TO DO - Search the material for "Absolute" and show all lines that contain it.

=-=-=

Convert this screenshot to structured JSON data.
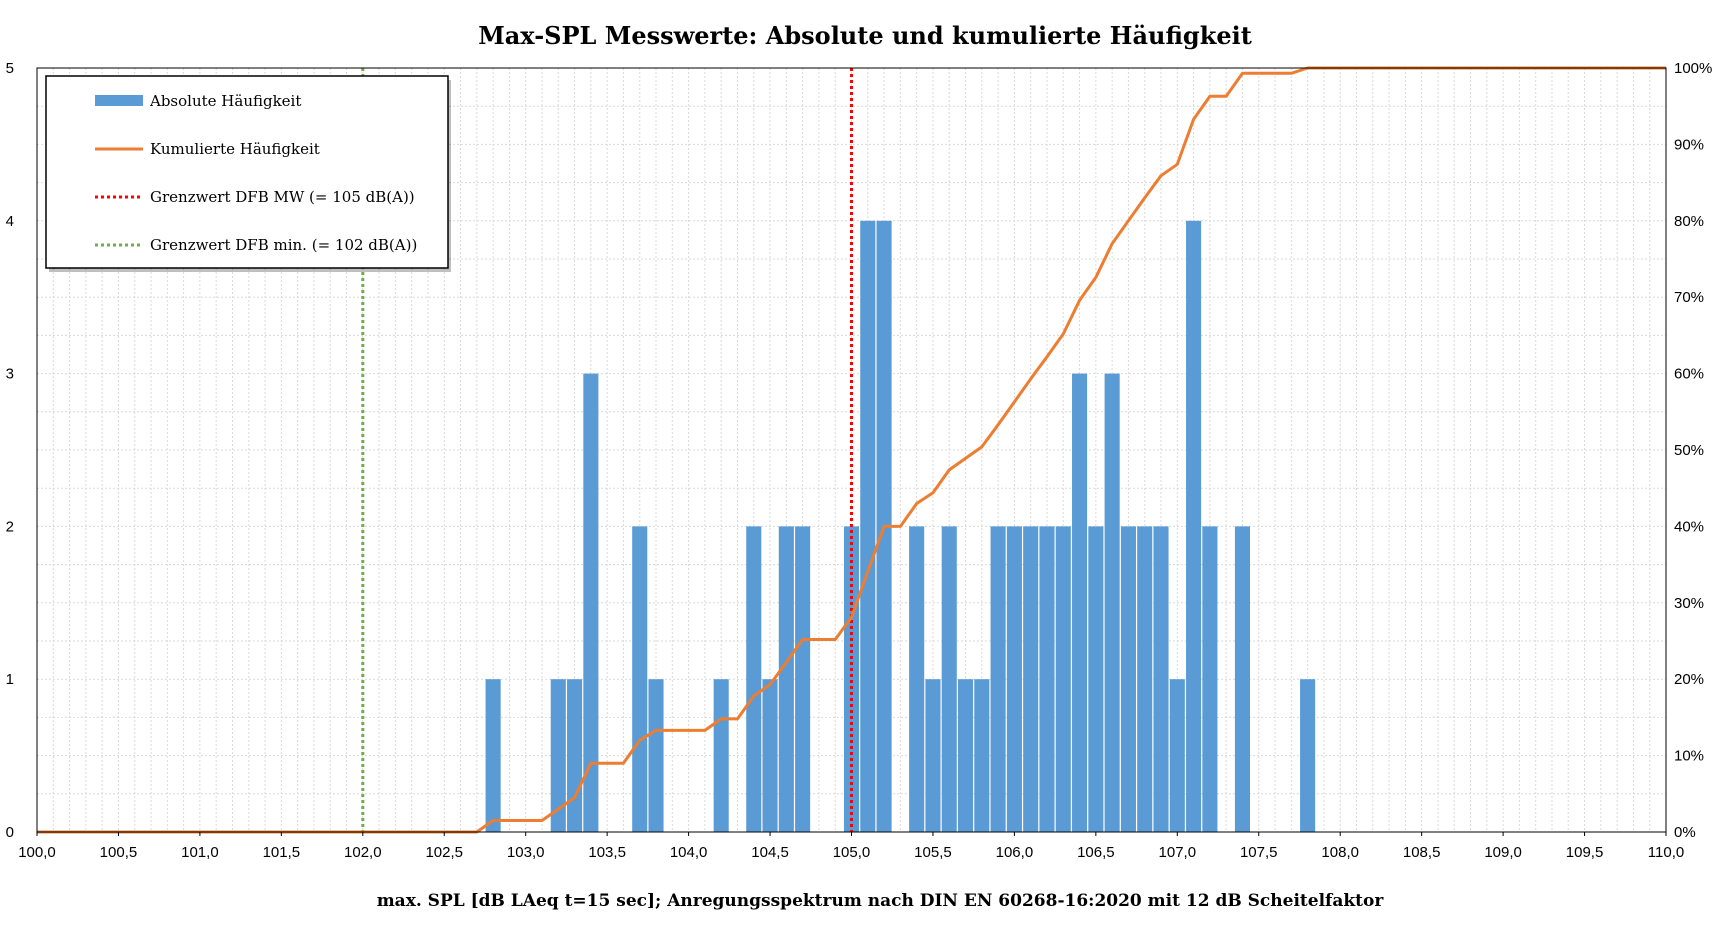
{
  "chart_data": {
    "type": "bar",
    "title": "Max-SPL Messwerte: Absolute und kumulierte Häufigkeit",
    "xlabel": "max. SPL [dB LAeq t=15 sec]; Anregungsspektrum nach DIN EN 60268-16:2020 mit 12 dB Scheitelfaktor",
    "ylabel": "",
    "y2label": "",
    "xlim": [
      100.0,
      110.0
    ],
    "ylim": [
      0,
      5
    ],
    "y2lim": [
      0,
      100
    ],
    "x_ticks": [
      "100,0",
      "100,5",
      "101,0",
      "101,5",
      "102,0",
      "102,5",
      "103,0",
      "103,5",
      "104,0",
      "104,5",
      "105,0",
      "105,5",
      "106,0",
      "106,5",
      "107,0",
      "107,5",
      "108,0",
      "108,5",
      "109,0",
      "109,5",
      "110,0"
    ],
    "y_ticks": [
      "0",
      "1",
      "2",
      "3",
      "4",
      "5"
    ],
    "y2_ticks": [
      "0%",
      "10%",
      "20%",
      "30%",
      "40%",
      "50%",
      "60%",
      "70%",
      "80%",
      "90%",
      "100%"
    ],
    "grid": true,
    "legend_position": "top-left",
    "bar_width": 0.1,
    "series": [
      {
        "name": "Absolute Häufigkeit",
        "kind": "bar",
        "color": "#5b9bd5",
        "x": [
          102.8,
          103.2,
          103.3,
          103.4,
          103.7,
          103.8,
          104.2,
          104.4,
          104.5,
          104.6,
          104.7,
          105.0,
          105.1,
          105.2,
          105.4,
          105.5,
          105.6,
          105.7,
          105.8,
          105.9,
          106.0,
          106.1,
          106.2,
          106.3,
          106.4,
          106.5,
          106.6,
          106.7,
          106.8,
          106.9,
          107.0,
          107.1,
          107.2,
          107.4,
          107.8
        ],
        "values": [
          1,
          1,
          1,
          3,
          2,
          1,
          1,
          2,
          1,
          2,
          2,
          2,
          4,
          4,
          2,
          1,
          2,
          1,
          1,
          2,
          2,
          2,
          2,
          2,
          3,
          2,
          3,
          2,
          2,
          2,
          1,
          4,
          2,
          2,
          1
        ]
      },
      {
        "name": "Kumulierte Häufigkeit",
        "kind": "line",
        "axis": "right",
        "color": "#ed7d31",
        "x": [
          100.0,
          102.7,
          102.8,
          103.1,
          103.2,
          103.3,
          103.4,
          103.6,
          103.7,
          103.8,
          104.1,
          104.2,
          104.3,
          104.4,
          104.5,
          104.6,
          104.7,
          104.9,
          105.0,
          105.1,
          105.2,
          105.3,
          105.4,
          105.5,
          105.6,
          105.7,
          105.8,
          105.9,
          106.0,
          106.1,
          106.2,
          106.3,
          106.4,
          106.5,
          106.6,
          106.7,
          106.8,
          106.9,
          107.0,
          107.1,
          107.2,
          107.3,
          107.4,
          107.7,
          107.8,
          110.0
        ],
        "values": [
          0,
          0,
          1.5,
          1.5,
          3,
          4.5,
          9,
          9,
          12,
          13.3,
          13.3,
          14.8,
          14.8,
          17.8,
          19.3,
          22.2,
          25.2,
          25.2,
          28.1,
          34.1,
          40,
          40,
          43,
          44.4,
          47.4,
          48.9,
          50.4,
          53.3,
          56.3,
          59.3,
          62.2,
          65.2,
          69.6,
          72.6,
          77,
          80,
          83,
          85.9,
          87.4,
          93.3,
          96.3,
          96.3,
          99.3,
          99.3,
          100,
          100
        ]
      },
      {
        "name": "Grenzwert DFB MW (= 105 dB(A))",
        "kind": "vline",
        "color": "#ff0000",
        "x": 105.0
      },
      {
        "name": "Grenzwert DFB min. (= 102 dB(A))",
        "kind": "vline",
        "color": "#70ad47",
        "x": 102.0
      }
    ]
  }
}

=-=-=

FULL ANSWER -
    "title": "Max-SPL Messwerte: Absolute und kumulierte Häufigkeit",
        "name": "Absolute Häufigkeit",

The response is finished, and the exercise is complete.